PROBLEM STATEMENT:
Copy the records below exactly, leaving out every picture.
-- -- --
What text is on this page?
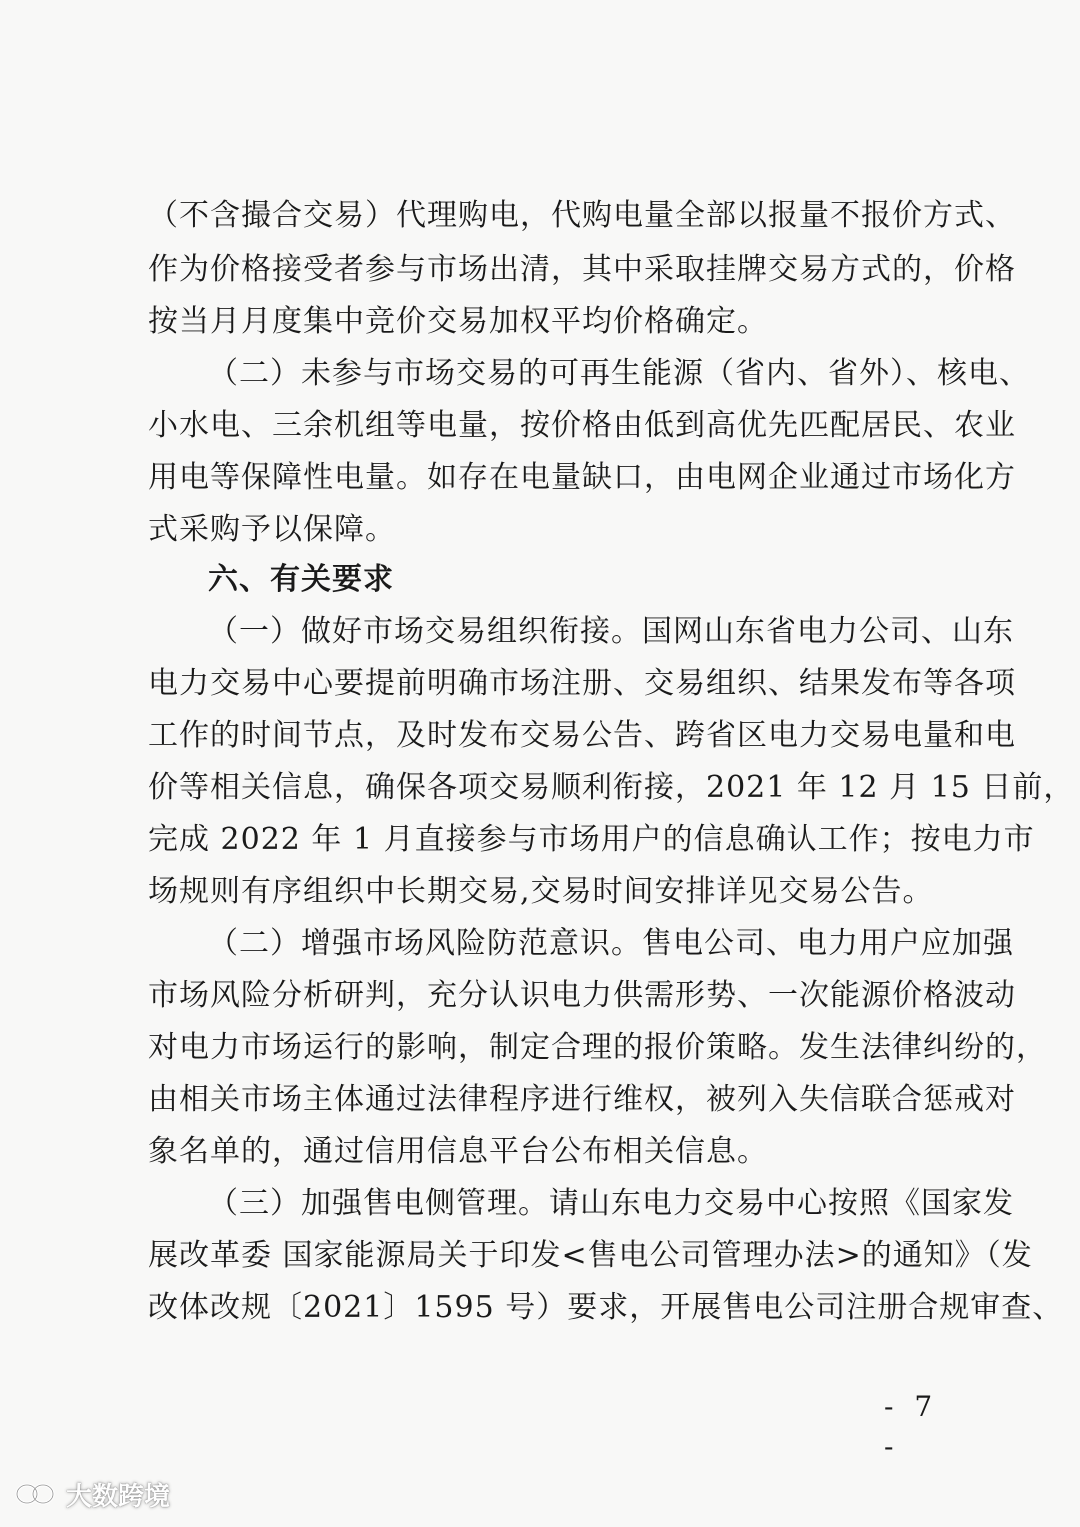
（不含撮合交易）代理购电，代购电量全部以报量不报价方式、
作为价格接受者参与市场出清，其中采取挂牌交易方式的，价格
按当月月度集中竞价交易加权平均价格确定。
（二）未参与市场交易的可再生能源（省内、省外）、核电、
小水电、三余机组等电量，按价格由低到高优先匹配居民、农业
用电等保障性电量。如存在电量缺口，由电网企业通过市场化方
式采购予以保障。
六、有关要求
（一）做好市场交易组织衔接。国网山东省电力公司、山东
电力交易中心要提前明确市场注册、交易组织、结果发布等各项
工作的时间节点，及时发布交易公告、跨省区电力交易电量和电
价等相关信息，确保各项交易顺利衔接，2021 年 12 月 15 日前，
完成 2022 年 1 月直接参与市场用户的信息确认工作；按电力市
场规则有序组织中长期交易,交易时间安排详见交易公告。
（二）增强市场风险防范意识。售电公司、电力用户应加强
市场风险分析研判，充分认识电力供需形势、一次能源价格波动
对电力市场运行的影响，制定合理的报价策略。发生法律纠纷的，
由相关市场主体通过法律程序进行维权，被列入失信联合惩戒对
象名单的，通过信用信息平台公布相关信息。
（三）加强售电侧管理。请山东电力交易中心按照《国家发
展改革委 国家能源局关于印发<售电公司管理办法>的通知》（发
改体改规〔2021〕1595 号）要求，开展售电公司注册合规审查、
- 7 -
大数跨境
-- -- --
WRITTEN ANSWER:
What text is on this page?
（不含撮合交易）代理购电，代购电量全部以报量不报价方式、
作为价格接受者参与市场出清，其中采取挂牌交易方式的，价格
按当月月度集中竞价交易加权平均价格确定。
（二）未参与市场交易的可再生能源（省内、省外）、核电、
小水电、三余机组等电量，按价格由低到高优先匹配居民、农业
用电等保障性电量。如存在电量缺口，由电网企业通过市场化方
式采购予以保障。
六、有关要求
（一）做好市场交易组织衔接。国网山东省电力公司、山东
电力交易中心要提前明确市场注册、交易组织、结果发布等各项
工作的时间节点，及时发布交易公告、跨省区电力交易电量和电
价等相关信息，确保各项交易顺利衔接，2021 年 12 月 15 日前，
完成 2022 年 1 月直接参与市场用户的信息确认工作；按电力市
场规则有序组织中长期交易,交易时间安排详见交易公告。
（二）增强市场风险防范意识。售电公司、电力用户应加强
市场风险分析研判，充分认识电力供需形势、一次能源价格波动
对电力市场运行的影响，制定合理的报价策略。发生法律纠纷的，
由相关市场主体通过法律程序进行维权，被列入失信联合惩戒对
象名单的，通过信用信息平台公布相关信息。
（三）加强售电侧管理。请山东电力交易中心按照《国家发
展改革委 国家能源局关于印发<售电公司管理办法>的通知》（发
改体改规〔2021〕1595 号）要求，开展售电公司注册合规审查、
- 7 -
大数跨境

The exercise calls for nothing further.